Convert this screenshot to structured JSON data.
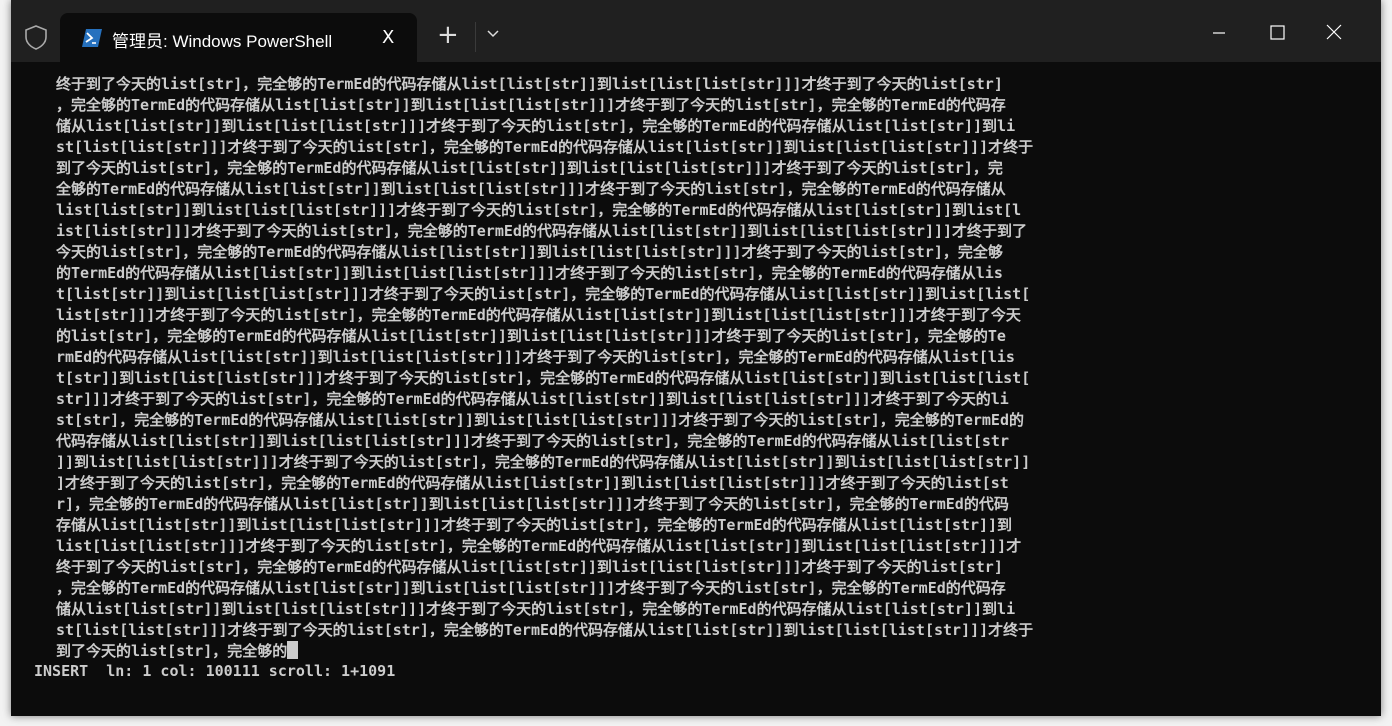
{
  "tab": {
    "title": "管理员: Windows PowerShell",
    "close": "X",
    "new_tab": "+"
  },
  "terminal": {
    "lines": [
      "终于到了今天的list[str]，完全够的TermEd的代码存储从list[list[str]]到list[list[list[str]]]才终于到了今天的list[str]",
      "，完全够的TermEd的代码存储从list[list[str]]到list[list[list[str]]]才终于到了今天的list[str]，完全够的TermEd的代码存",
      "储从list[list[str]]到list[list[list[str]]]才终于到了今天的list[str]，完全够的TermEd的代码存储从list[list[str]]到li",
      "st[list[list[str]]]才终于到了今天的list[str]，完全够的TermEd的代码存储从list[list[str]]到list[list[list[str]]]才终于",
      "到了今天的list[str]，完全够的TermEd的代码存储从list[list[str]]到list[list[list[str]]]才终于到了今天的list[str]，完",
      "全够的TermEd的代码存储从list[list[str]]到list[list[list[str]]]才终于到了今天的list[str]，完全够的TermEd的代码存储从",
      "list[list[str]]到list[list[list[str]]]才终于到了今天的list[str]，完全够的TermEd的代码存储从list[list[str]]到list[l",
      "ist[list[str]]]才终于到了今天的list[str]，完全够的TermEd的代码存储从list[list[str]]到list[list[list[str]]]才终于到了",
      "今天的list[str]，完全够的TermEd的代码存储从list[list[str]]到list[list[list[str]]]才终于到了今天的list[str]，完全够",
      "的TermEd的代码存储从list[list[str]]到list[list[list[str]]]才终于到了今天的list[str]，完全够的TermEd的代码存储从lis",
      "t[list[str]]到list[list[list[str]]]才终于到了今天的list[str]，完全够的TermEd的代码存储从list[list[str]]到list[list[",
      "list[str]]]才终于到了今天的list[str]，完全够的TermEd的代码存储从list[list[str]]到list[list[list[str]]]才终于到了今天",
      "的list[str]，完全够的TermEd的代码存储从list[list[str]]到list[list[list[str]]]才终于到了今天的list[str]，完全够的Te",
      "rmEd的代码存储从list[list[str]]到list[list[list[str]]]才终于到了今天的list[str]，完全够的TermEd的代码存储从list[lis",
      "t[str]]到list[list[list[str]]]才终于到了今天的list[str]，完全够的TermEd的代码存储从list[list[str]]到list[list[list[",
      "str]]]才终于到了今天的list[str]，完全够的TermEd的代码存储从list[list[str]]到list[list[list[str]]]才终于到了今天的li",
      "st[str]，完全够的TermEd的代码存储从list[list[str]]到list[list[list[str]]]才终于到了今天的list[str]，完全够的TermEd的",
      "代码存储从list[list[str]]到list[list[list[str]]]才终于到了今天的list[str]，完全够的TermEd的代码存储从list[list[str",
      "]]到list[list[list[str]]]才终于到了今天的list[str]，完全够的TermEd的代码存储从list[list[str]]到list[list[list[str]]",
      "]才终于到了今天的list[str]，完全够的TermEd的代码存储从list[list[str]]到list[list[list[str]]]才终于到了今天的list[st",
      "r]，完全够的TermEd的代码存储从list[list[str]]到list[list[list[str]]]才终于到了今天的list[str]，完全够的TermEd的代码",
      "存储从list[list[str]]到list[list[list[str]]]才终于到了今天的list[str]，完全够的TermEd的代码存储从list[list[str]]到",
      "list[list[list[str]]]才终于到了今天的list[str]，完全够的TermEd的代码存储从list[list[str]]到list[list[list[str]]]才",
      "终于到了今天的list[str]，完全够的TermEd的代码存储从list[list[str]]到list[list[list[str]]]才终于到了今天的list[str]",
      "，完全够的TermEd的代码存储从list[list[str]]到list[list[list[str]]]才终于到了今天的list[str]，完全够的TermEd的代码存",
      "储从list[list[str]]到list[list[list[str]]]才终于到了今天的list[str]，完全够的TermEd的代码存储从list[list[str]]到li",
      "st[list[list[str]]]才终于到了今天的list[str]，完全够的TermEd的代码存储从list[list[str]]到list[list[list[str]]]才终于",
      "到了今天的list[str]，完全够的"
    ],
    "status": "INSERT  ln: 1 col: 100111 scroll: 1+1091"
  },
  "colors": {
    "background": "#0c0c0c",
    "titlebar": "#202020",
    "text": "#cccccc",
    "powershell_icon": "#2671be"
  },
  "icons": [
    "shield-icon",
    "powershell-icon",
    "close-icon",
    "plus-icon",
    "chevron-down-icon",
    "minimize-icon",
    "maximize-icon",
    "window-close-icon"
  ]
}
—————
--- WORK TO COMPLETE ---
Lines containing the string "close" should be counted; reply with their number and nothing more.

--- RESULT OF THIS EXERCISE ---
3